— What is needed —
The output should match the data below line for line.

— Data shown —
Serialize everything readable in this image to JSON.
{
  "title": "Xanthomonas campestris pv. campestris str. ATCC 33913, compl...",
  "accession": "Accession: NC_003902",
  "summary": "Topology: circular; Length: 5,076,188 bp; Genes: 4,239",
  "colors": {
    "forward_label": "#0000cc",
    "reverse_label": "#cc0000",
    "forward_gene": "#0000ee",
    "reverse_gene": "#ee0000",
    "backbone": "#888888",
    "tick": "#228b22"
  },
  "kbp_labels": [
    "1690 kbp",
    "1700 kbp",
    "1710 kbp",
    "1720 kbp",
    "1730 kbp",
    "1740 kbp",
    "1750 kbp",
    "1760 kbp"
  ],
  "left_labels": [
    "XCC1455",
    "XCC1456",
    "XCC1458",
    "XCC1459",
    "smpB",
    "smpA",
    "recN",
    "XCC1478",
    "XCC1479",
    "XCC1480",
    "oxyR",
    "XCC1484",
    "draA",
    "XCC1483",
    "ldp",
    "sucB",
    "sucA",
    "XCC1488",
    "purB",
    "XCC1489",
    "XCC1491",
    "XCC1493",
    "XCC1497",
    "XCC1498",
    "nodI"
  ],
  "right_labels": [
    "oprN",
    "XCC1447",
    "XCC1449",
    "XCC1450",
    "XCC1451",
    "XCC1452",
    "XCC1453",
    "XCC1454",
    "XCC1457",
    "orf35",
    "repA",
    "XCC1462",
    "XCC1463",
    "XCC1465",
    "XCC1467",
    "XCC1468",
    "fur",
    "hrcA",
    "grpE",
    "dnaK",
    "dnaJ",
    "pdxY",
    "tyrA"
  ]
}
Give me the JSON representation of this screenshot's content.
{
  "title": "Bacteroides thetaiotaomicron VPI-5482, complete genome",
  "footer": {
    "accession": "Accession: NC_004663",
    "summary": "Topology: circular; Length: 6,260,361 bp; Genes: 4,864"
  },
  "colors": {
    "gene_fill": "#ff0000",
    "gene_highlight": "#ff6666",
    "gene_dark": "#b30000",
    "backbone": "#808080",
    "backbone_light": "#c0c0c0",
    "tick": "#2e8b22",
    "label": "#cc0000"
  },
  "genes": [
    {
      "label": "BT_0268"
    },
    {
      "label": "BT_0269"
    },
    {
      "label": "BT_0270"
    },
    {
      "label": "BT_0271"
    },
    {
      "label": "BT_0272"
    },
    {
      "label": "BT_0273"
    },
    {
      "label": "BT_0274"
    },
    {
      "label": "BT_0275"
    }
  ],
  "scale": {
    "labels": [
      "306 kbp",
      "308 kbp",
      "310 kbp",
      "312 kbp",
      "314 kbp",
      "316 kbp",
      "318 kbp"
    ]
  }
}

— Expected output —
Serialize everything readable in this image to JSON.
{
  "title": "Xanthomonas campestris pv. campestris str. ATCC 33913, compl...",
  "accession": "Accession: NC_003902",
  "summary": "Topology: circular; Length: 5,076,188 bp; Genes: 4,239",
  "colors": {
    "forward_label": "#0000cc",
    "reverse_label": "#cc0000",
    "forward_gene": "#0000ee",
    "reverse_gene": "#ee0000",
    "backbone": "#888888",
    "tick": "#228b22"
  },
  "kbp_labels": [
    "1690 kbp",
    "1700 kbp",
    "1710 kbp",
    "1720 kbp",
    "1730 kbp",
    "1740 kbp",
    "1750 kbp",
    "1760 kbp"
  ],
  "left_labels": [
    "XCC1455",
    "XCC1456",
    "XCC1458",
    "XCC1459",
    "smpB",
    "smpA",
    "recN",
    "XCC1478",
    "XCC1479",
    "XCC1480",
    "oxyR",
    "XCC1484",
    "draA",
    "XCC1483",
    "ldp",
    "sucB",
    "sucA",
    "XCC1488",
    "purB",
    "XCC1489",
    "XCC1491",
    "XCC1493",
    "XCC1497",
    "XCC1498",
    "nodI"
  ],
  "right_labels": [
    "oprN",
    "XCC1447",
    "XCC1449",
    "XCC1450",
    "XCC1451",
    "XCC1452",
    "XCC1453",
    "XCC1454",
    "XCC1457",
    "orf35",
    "repA",
    "XCC1462",
    "XCC1463",
    "XCC1465",
    "XCC1467",
    "XCC1468",
    "fur",
    "hrcA",
    "grpE",
    "dnaK",
    "dnaJ",
    "pdxY",
    "tyrA"
  ]
}
Give me the JSON representation of this screenshot's content.
{
  "title": "Bacteroides thetaiotaomicron VPI-5482, complete genome",
  "footer": {
    "accession": "Accession: NC_004663",
    "summary": "Topology: circular; Length: 6,260,361 bp; Genes: 4,864"
  },
  "colors": {
    "gene_fill": "#ff0000",
    "gene_highlight": "#ff6666",
    "gene_dark": "#b30000",
    "backbone": "#808080",
    "backbone_light": "#c0c0c0",
    "tick": "#2e8b22",
    "label": "#cc0000"
  },
  "genes": [
    {
      "label": "BT_0268"
    },
    {
      "label": "BT_0269"
    },
    {
      "label": "BT_0270"
    },
    {
      "label": "BT_0271"
    },
    {
      "label": "BT_0272"
    },
    {
      "label": "BT_0273"
    },
    {
      "label": "BT_0274"
    },
    {
      "label": "BT_0275"
    }
  ],
  "scale": {
    "labels": [
      "306 kbp",
      "308 kbp",
      "310 kbp",
      "312 kbp",
      "314 kbp",
      "316 kbp",
      "318 kbp"
    ]
  }
}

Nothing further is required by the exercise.